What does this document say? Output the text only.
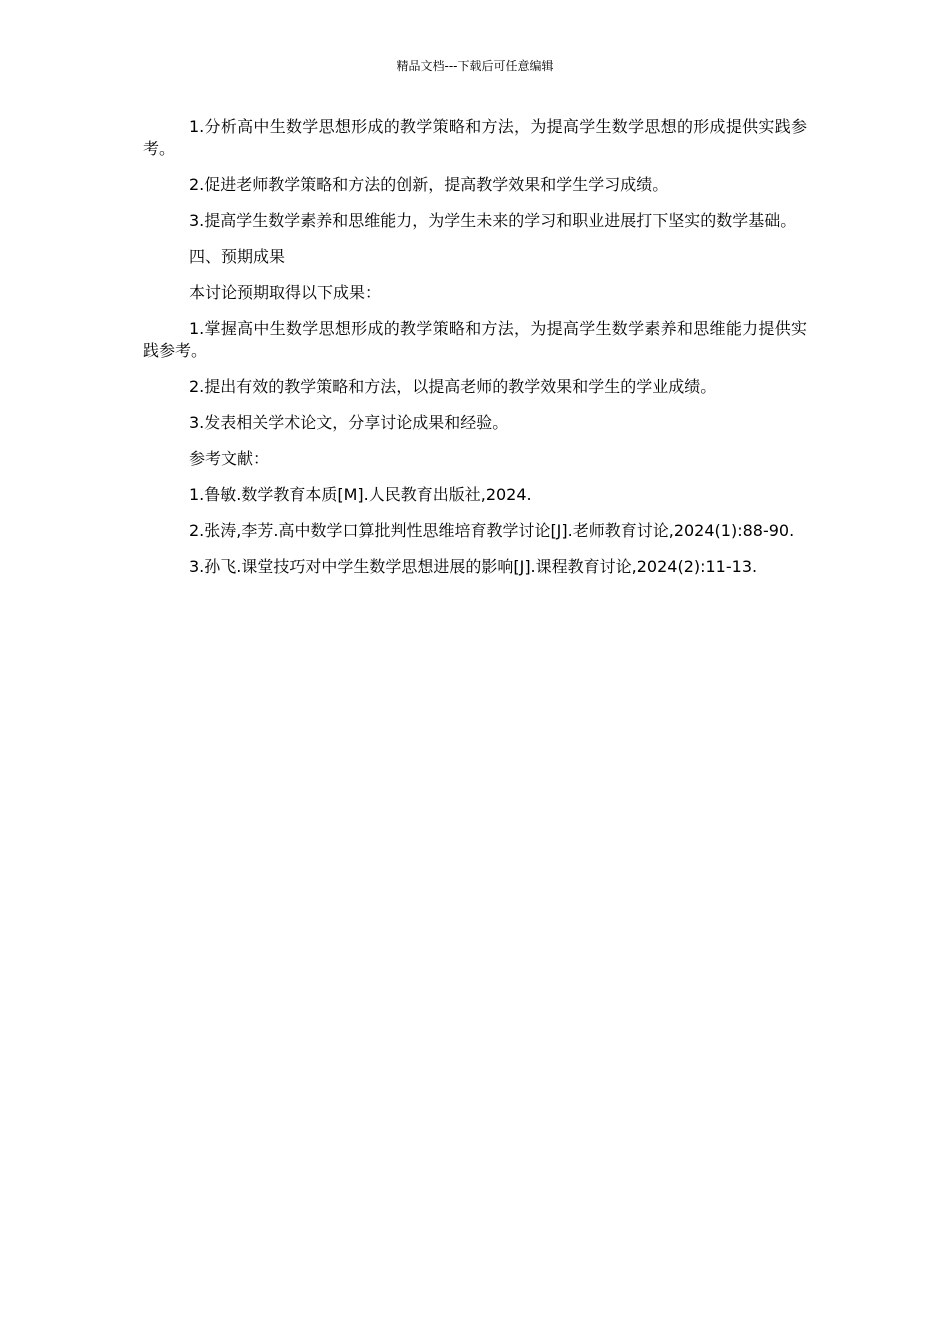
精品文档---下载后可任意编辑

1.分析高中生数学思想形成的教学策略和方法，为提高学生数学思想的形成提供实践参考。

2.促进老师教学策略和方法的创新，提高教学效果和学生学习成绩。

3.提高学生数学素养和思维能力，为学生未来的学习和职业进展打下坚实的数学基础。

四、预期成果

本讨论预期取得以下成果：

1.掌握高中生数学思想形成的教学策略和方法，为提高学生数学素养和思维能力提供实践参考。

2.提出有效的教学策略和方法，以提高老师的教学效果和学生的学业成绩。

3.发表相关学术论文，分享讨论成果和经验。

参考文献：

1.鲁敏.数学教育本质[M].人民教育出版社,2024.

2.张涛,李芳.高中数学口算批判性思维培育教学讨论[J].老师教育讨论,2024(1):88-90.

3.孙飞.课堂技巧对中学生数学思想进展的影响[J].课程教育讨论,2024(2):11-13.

————

» **Problem description**:
Print each of the records above exactly as written, leaving no picture in the copy.

» **Written response**:
What does this document say? Output the text only.
精品文档---下载后可任意编辑

1.分析高中生数学思想形成的教学策略和方法，为提高学生数学思想的形成提供实践参考。

2.促进老师教学策略和方法的创新，提高教学效果和学生学习成绩。

3.提高学生数学素养和思维能力，为学生未来的学习和职业进展打下坚实的数学基础。

四、预期成果

本讨论预期取得以下成果：

1.掌握高中生数学思想形成的教学策略和方法，为提高学生数学素养和思维能力提供实践参考。

2.提出有效的教学策略和方法，以提高老师的教学效果和学生的学业成绩。

3.发表相关学术论文，分享讨论成果和经验。

参考文献：

1.鲁敏.数学教育本质[M].人民教育出版社,2024.

2.张涛,李芳.高中数学口算批判性思维培育教学讨论[J].老师教育讨论,2024(1):88-90.

3.孙飞.课堂技巧对中学生数学思想进展的影响[J].课程教育讨论,2024(2):11-13.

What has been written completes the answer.